◆ **PROBLEMS**
a: In the Mercedes SL300 detailing write-up, why were the front seats reconditioned?
b: Continue the Mercedes SL300 detailing write-up from the point where it ends.

◆ **SELECTED PASSAGE**

================

# Gleaming Kleen - Mercedes Benz SL300 Resurrected



## Exclusive Car Care (Jan 14, 2007)

The owner's wife of this Merc called me and said her husband had this vehicle and obslutley loved it but was too embarrassed to drive it because of the condition it was in.

Owners purchased this car in Hong Kong from new and when they moved back to UK they brought it back with them. This car is 21 years old and has only covered 50,000 miles but it has had a very hard life and been neglected over the years.

*INTERIOR*
All carpet flooring removed from vehicle and front/rear seating to allow me to thoroughly clean them. All upholstery cleaned with APC and an extractor. Plastic's/Vinyl cleaned with APC













































Leather

Build up of dirt between stichings









As you can see very grubby









All leather cleaned and conditioned with Gliptone. In total I had given them 4 coats of conditioner to get them nice and soft.









Fronts seats were showing signs of cracking and badly faded so were reconditioned










Before









After









Before









After


















Brite work polished up using Brillant metal polishes.









Before









After









Interior complete









*BOOT*
The boot was given a thorough vacuum and upholstery cleaned also









Spare wheel removed and cleaned and given a coat of Zaino AIO for protection and dressed with Swissvax Pneu






















































*CONVERTIBLE TOP*
Hard Top was corrected then removed to enable me to throughly clean the soft tipRenovo soft top reviver was applied by brush and left to dry for 3 hours and then treated with 303 Fabric Guard. Plastic windows cleaned and protected using Swissvax Vinyl Clear set









The 50/50 below shows the rightside of plastic window restored









Plastic wax being applied









Convertible top compartment vacuumed, cleaned and then dressed with 303 Aerospace Protectant









Short Vid of 303 Fabric Guard in action





*EXTERIOR*
Vehicle certainly seen better days


----------



## Exclusive Car Care (Jan 14, 2007)

================

◆ **SUPPLIED DATA**
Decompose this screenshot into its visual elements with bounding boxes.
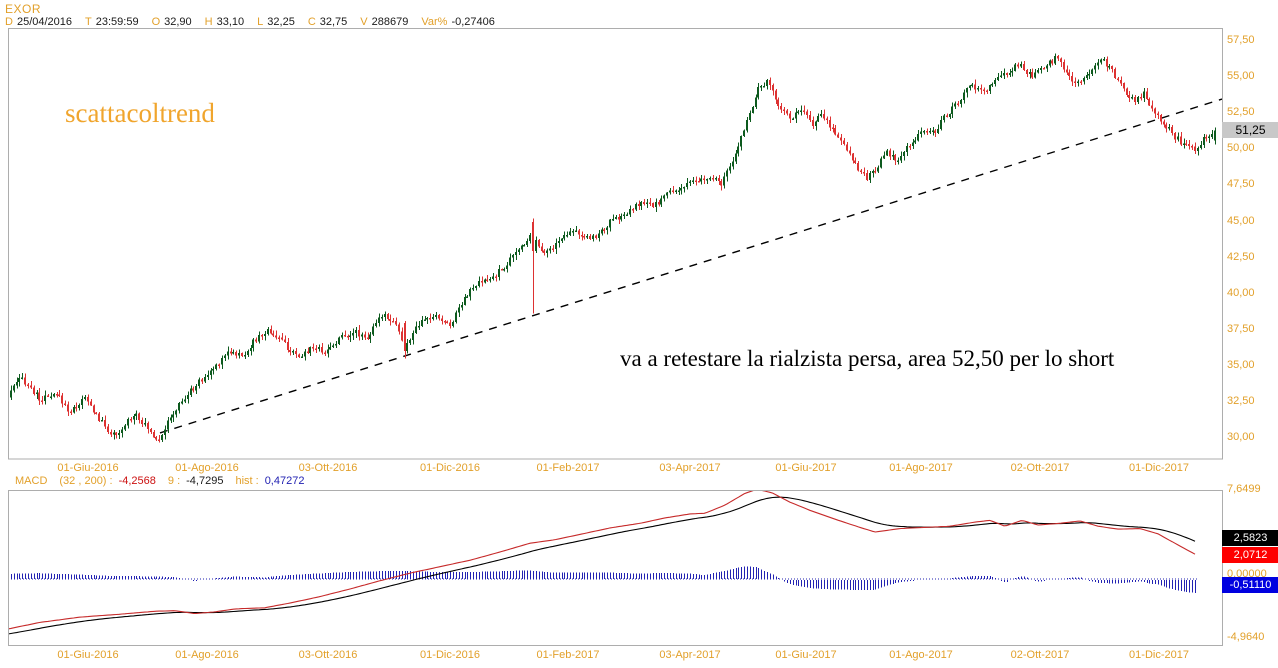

================

◆ **PER-TASK ANSWERS**
a: The front seats were reconditioned because they showed signs of cracking and were badly faded.

b:
I started first by cleaning up all the panel gaps, door shuts, badges and crevices with G101


















20 years worth of grime and grease cleaned using cotton swabs and degreaser and alot of patience



























Vehicle was then foamed twice with a strong mix of degreaser and then washed twice to remove the build up of grime. After washing the car I then spent a good time claying the car using Sonus Grey as paintwork was rough like sand paper.

Paint readings were then taken which were showing readings of 110-130 throughout the entire vehicle. Whilst taking readings i found several panel edges had strike through.

After trying several combos I settled on using Megs 105 on a Megs Cutting pad knock back the heavy oxidation and defects. This was then followed up with Menz 3.02 and then 85rd.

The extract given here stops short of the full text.